## WORK REQUIRED
Select, from the data, each line where "none" occurs.

++++++++++

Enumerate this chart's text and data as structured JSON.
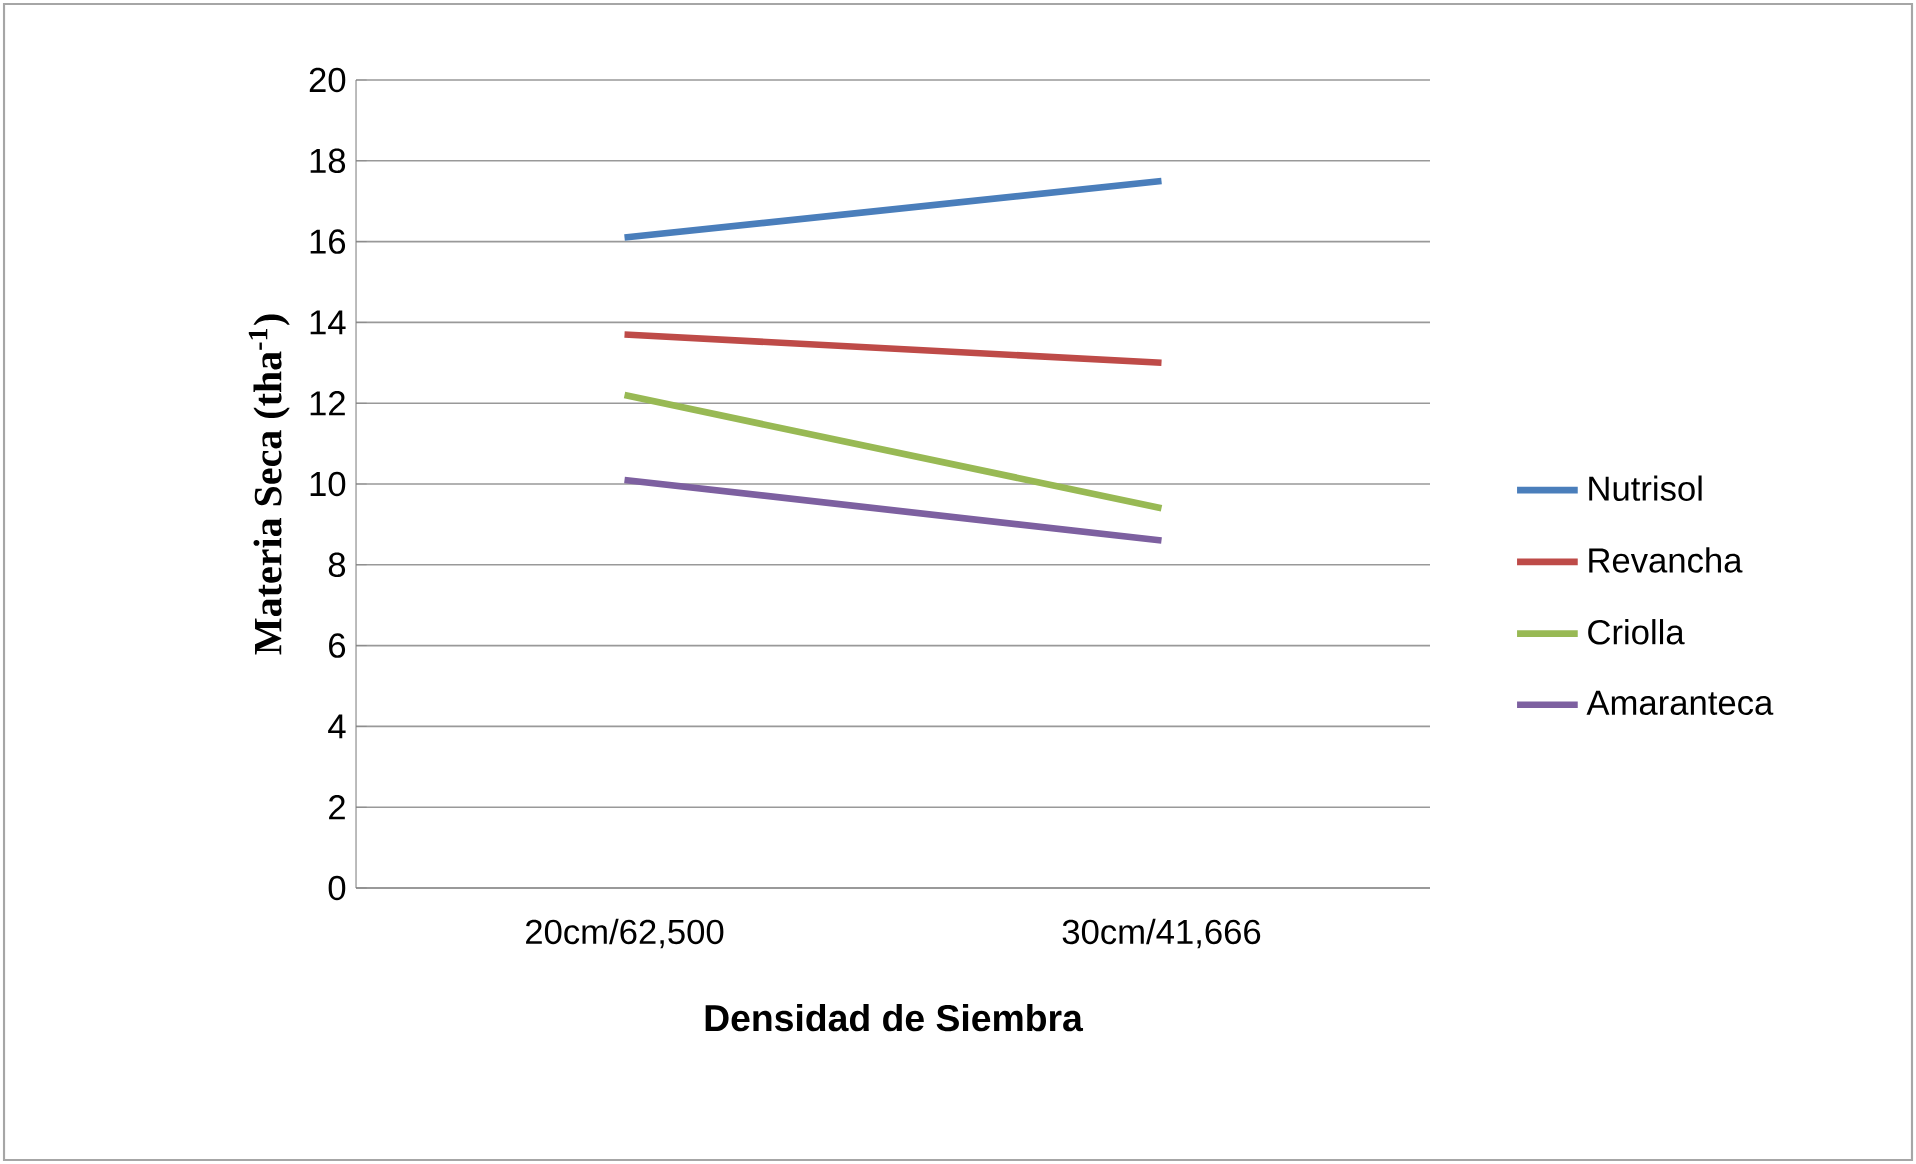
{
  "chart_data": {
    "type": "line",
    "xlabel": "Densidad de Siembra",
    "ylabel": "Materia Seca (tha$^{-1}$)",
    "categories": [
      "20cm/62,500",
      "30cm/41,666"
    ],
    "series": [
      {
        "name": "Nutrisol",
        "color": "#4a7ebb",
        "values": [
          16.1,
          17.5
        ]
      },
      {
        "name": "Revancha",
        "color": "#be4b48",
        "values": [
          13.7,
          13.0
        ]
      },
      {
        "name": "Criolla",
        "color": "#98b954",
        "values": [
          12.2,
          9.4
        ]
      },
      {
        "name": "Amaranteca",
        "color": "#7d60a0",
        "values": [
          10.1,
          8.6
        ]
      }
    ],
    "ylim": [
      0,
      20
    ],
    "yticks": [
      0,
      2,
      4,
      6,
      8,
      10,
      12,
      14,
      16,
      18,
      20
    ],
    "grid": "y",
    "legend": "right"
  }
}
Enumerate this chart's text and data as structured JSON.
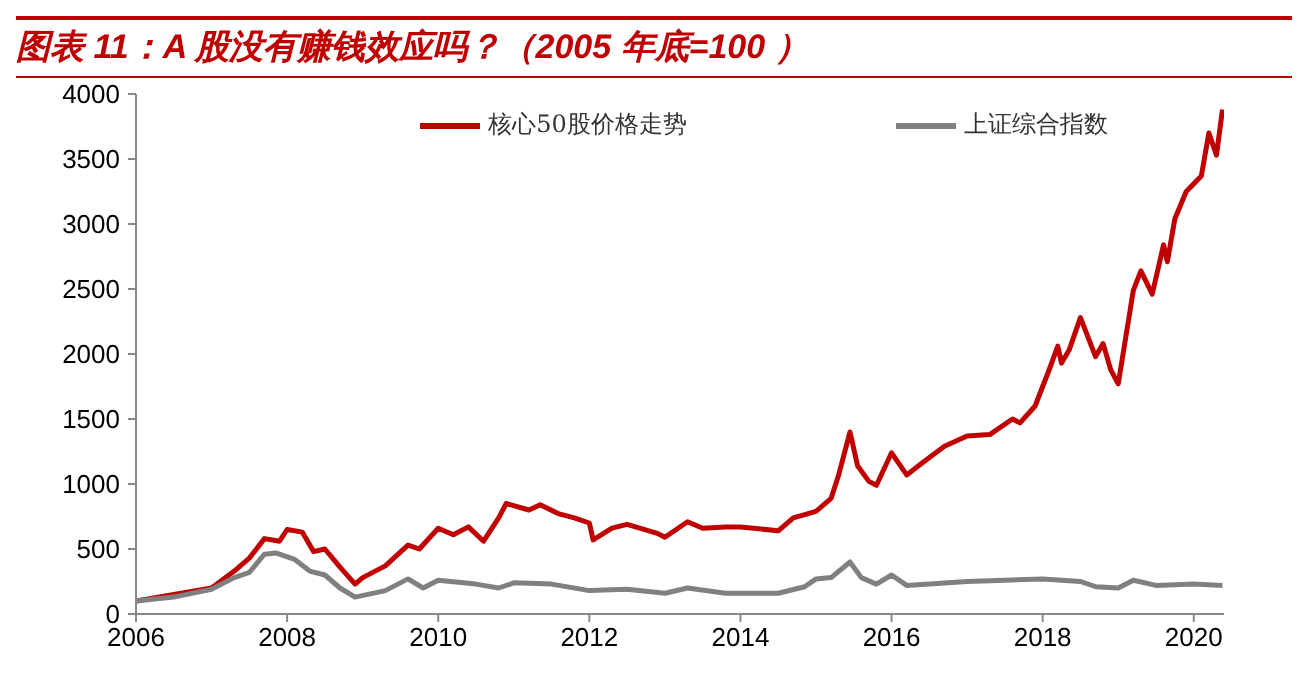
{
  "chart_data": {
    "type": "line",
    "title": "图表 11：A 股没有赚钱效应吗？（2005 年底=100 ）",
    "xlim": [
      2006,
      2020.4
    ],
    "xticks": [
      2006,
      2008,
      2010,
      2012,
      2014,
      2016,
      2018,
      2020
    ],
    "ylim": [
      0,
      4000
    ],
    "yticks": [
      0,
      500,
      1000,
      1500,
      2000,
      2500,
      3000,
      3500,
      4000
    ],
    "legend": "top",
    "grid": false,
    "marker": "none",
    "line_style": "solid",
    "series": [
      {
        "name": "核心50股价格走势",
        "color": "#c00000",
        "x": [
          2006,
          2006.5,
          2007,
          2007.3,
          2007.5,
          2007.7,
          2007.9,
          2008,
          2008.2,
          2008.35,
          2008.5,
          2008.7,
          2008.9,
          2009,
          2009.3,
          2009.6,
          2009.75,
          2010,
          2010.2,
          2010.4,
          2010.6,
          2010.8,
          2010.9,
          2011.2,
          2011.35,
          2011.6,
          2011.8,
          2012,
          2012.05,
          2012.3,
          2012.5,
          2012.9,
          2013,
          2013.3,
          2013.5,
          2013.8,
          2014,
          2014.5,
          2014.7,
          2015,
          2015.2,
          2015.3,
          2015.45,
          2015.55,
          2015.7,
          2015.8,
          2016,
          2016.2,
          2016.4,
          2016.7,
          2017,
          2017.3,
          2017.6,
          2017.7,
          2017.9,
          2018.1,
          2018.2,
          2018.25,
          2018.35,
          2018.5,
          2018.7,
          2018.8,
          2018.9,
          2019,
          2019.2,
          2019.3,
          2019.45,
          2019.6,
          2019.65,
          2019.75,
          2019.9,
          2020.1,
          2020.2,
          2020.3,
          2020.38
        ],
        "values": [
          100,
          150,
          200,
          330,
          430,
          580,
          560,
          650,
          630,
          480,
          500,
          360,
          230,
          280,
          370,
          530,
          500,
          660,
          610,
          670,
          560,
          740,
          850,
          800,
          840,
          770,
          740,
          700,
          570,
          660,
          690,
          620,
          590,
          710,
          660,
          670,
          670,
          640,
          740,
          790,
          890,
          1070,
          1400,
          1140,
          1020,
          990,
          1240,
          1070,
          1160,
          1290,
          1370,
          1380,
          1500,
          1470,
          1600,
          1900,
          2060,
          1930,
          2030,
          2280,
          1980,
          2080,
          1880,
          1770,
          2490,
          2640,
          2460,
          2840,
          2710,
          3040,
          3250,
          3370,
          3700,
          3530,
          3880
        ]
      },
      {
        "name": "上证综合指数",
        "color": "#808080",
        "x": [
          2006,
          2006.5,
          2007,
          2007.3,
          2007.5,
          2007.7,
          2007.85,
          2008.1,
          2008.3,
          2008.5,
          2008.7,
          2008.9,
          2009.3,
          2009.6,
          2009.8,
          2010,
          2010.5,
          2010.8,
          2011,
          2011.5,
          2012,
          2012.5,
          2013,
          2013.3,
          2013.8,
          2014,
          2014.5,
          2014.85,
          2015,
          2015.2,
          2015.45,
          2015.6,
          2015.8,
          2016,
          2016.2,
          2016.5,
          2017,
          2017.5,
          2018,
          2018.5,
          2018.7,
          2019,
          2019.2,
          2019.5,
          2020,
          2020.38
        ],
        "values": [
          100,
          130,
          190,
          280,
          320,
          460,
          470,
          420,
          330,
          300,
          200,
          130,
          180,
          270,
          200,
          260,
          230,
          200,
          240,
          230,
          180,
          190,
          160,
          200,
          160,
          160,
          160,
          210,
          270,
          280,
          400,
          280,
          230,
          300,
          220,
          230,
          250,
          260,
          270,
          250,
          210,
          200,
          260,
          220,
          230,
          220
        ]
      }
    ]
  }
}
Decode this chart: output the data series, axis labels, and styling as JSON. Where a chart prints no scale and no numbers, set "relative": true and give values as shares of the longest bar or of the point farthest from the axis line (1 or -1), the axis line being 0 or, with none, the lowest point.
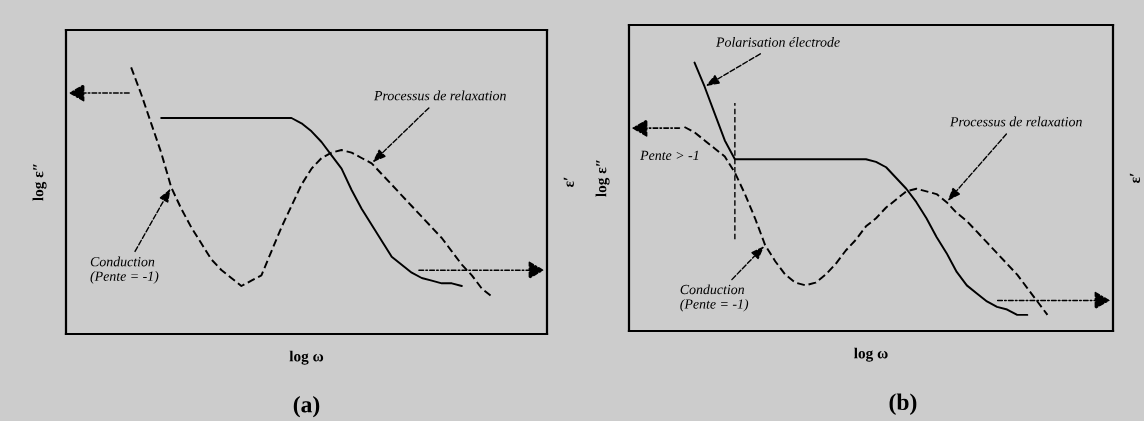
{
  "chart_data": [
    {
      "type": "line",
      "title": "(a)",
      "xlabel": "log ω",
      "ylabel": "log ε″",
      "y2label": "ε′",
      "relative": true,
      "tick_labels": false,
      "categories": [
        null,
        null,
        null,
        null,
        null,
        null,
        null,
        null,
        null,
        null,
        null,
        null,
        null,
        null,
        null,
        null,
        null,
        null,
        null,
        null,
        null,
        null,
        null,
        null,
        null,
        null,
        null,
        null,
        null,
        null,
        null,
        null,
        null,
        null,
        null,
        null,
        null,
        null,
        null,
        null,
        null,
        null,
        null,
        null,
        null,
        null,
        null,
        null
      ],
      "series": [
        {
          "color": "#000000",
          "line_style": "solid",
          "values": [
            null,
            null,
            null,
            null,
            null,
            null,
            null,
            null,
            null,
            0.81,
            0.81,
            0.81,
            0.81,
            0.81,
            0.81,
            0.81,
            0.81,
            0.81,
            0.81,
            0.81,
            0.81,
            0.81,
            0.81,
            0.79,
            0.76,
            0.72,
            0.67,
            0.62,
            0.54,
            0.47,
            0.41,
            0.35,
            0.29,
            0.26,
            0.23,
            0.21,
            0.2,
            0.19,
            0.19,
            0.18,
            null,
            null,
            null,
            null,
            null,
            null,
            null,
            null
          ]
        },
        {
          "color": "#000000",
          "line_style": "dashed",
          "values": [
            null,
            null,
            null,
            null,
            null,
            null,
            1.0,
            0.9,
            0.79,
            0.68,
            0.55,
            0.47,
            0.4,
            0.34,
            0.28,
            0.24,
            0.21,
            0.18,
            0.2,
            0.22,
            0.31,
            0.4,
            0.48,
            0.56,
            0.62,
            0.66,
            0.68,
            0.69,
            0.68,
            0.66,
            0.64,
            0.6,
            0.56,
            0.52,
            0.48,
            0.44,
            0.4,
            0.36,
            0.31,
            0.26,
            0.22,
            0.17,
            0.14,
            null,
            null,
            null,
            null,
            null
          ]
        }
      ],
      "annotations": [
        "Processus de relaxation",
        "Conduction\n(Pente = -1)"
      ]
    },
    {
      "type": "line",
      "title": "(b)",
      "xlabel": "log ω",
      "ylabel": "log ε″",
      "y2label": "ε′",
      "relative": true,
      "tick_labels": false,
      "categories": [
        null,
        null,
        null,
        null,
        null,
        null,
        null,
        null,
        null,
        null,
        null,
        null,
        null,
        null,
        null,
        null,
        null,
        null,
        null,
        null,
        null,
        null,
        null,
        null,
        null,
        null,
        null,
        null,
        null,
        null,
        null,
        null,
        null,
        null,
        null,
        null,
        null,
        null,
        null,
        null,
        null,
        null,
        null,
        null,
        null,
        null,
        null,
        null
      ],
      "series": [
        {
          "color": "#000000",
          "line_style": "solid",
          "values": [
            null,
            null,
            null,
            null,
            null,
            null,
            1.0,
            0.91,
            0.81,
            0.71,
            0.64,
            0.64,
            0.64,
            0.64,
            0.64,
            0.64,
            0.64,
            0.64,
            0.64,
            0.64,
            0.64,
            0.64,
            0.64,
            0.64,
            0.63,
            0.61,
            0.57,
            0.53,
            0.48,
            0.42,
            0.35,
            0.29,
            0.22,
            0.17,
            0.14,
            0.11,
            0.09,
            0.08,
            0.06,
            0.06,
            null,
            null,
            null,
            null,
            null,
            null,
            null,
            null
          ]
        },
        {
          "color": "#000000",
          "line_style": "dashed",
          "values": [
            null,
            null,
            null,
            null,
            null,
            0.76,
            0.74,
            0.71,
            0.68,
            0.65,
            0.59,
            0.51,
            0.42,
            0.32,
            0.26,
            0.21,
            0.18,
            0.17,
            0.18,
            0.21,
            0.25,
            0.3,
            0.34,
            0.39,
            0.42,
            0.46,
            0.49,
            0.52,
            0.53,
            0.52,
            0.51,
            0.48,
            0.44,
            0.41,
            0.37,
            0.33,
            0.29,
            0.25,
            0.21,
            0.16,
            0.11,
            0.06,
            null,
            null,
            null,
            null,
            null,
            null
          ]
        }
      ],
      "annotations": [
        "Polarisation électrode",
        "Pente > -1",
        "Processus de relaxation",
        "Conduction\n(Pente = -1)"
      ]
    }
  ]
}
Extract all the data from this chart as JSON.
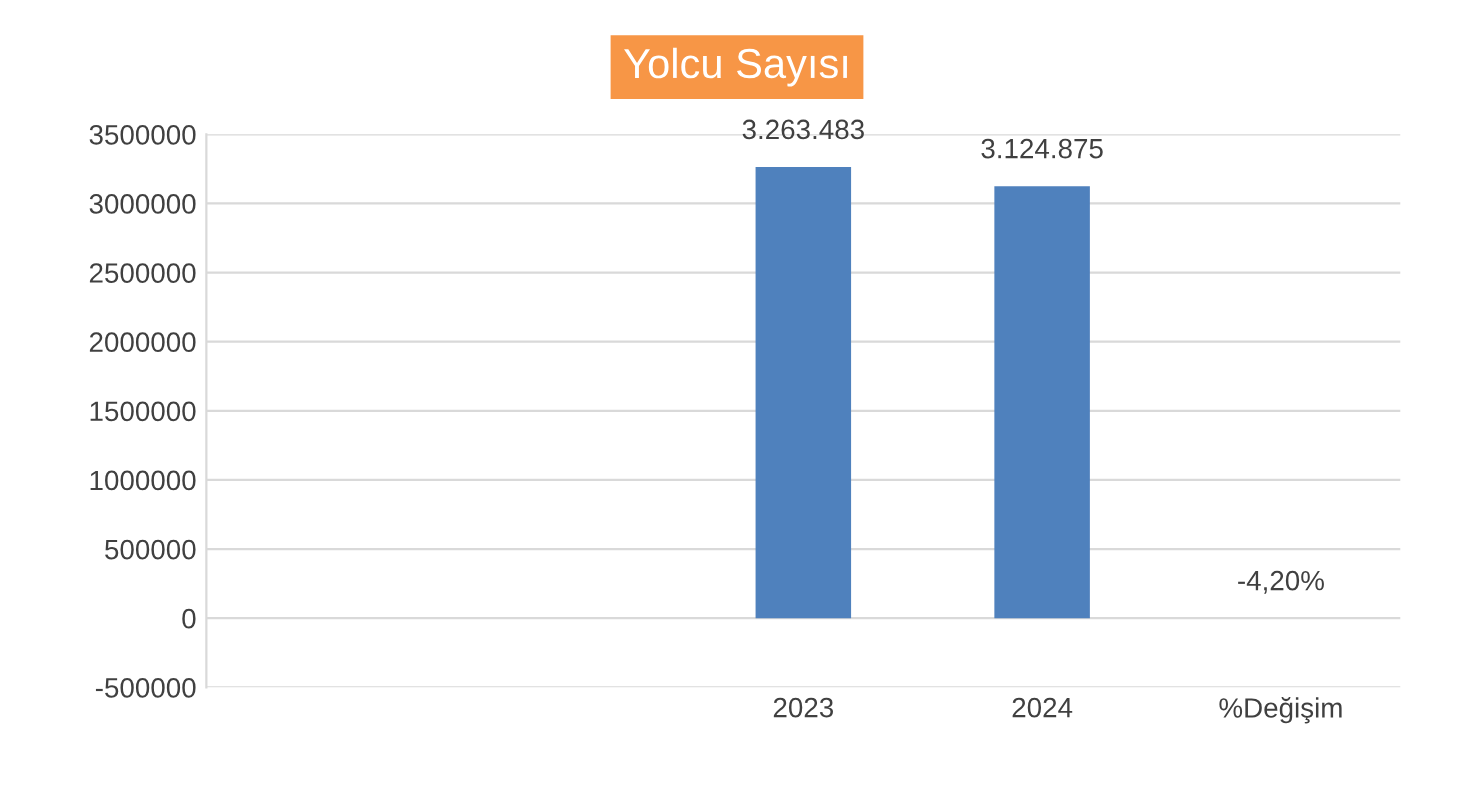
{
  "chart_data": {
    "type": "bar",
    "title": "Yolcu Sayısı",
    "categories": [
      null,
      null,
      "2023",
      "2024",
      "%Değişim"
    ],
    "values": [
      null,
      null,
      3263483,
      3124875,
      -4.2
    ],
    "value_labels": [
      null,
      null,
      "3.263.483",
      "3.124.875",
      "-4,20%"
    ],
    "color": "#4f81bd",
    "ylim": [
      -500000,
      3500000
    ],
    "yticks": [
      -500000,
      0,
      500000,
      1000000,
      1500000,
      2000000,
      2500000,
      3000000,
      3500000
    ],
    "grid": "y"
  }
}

++++++++++

## COMPLETE OUTPUT
    "marker": "none",
Decode this chart: output the data series, axis labels, and styling as JSON. Where a chart prints no scale and no numbers, set "relative": true and give values as shares of the longest bar or of the point farthest from the axis line (1 or -1), the axis line being 0 or, with none, the lowest point.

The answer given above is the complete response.